Reproduce all lines of the listing below in which the word "安全进展" occurs.

## Extracted entries
───
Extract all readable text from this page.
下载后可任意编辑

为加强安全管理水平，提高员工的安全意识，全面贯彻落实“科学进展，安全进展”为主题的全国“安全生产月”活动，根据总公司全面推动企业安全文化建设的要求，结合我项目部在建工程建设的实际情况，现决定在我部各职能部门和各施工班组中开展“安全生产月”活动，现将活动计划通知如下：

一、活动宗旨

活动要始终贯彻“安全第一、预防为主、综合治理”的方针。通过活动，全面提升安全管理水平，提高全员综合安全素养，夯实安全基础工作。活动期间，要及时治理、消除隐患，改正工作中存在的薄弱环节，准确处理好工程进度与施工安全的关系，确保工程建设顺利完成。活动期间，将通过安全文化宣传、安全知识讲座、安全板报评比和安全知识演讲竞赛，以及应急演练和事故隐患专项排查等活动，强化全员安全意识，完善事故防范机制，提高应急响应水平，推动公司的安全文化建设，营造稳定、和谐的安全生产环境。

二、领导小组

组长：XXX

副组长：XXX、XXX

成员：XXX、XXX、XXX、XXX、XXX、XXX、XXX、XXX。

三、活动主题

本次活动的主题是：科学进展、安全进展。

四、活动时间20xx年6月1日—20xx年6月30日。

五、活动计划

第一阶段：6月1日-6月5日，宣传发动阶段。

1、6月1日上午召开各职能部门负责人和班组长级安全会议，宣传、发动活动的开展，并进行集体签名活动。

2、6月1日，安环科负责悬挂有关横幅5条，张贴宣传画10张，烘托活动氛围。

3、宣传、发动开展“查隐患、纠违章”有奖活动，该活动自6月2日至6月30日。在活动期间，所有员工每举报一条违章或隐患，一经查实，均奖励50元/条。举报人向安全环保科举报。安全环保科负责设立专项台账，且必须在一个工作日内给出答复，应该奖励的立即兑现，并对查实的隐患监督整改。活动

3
───
## Written solution
为加强安全管理水平，提高员工的安全意识，全面贯彻落实“科学进展，安全进展”为主题的全国“安全生产月”活动，根据总公司全面推动企业安全文化建设的要求，结合我项目部在建工程建设的实际情况，现决定在我部各职能部门和各施工班组中开展“安全生产月”活动，现将活动计划通知如下：
本次活动的主题是：科学进展、安全进展。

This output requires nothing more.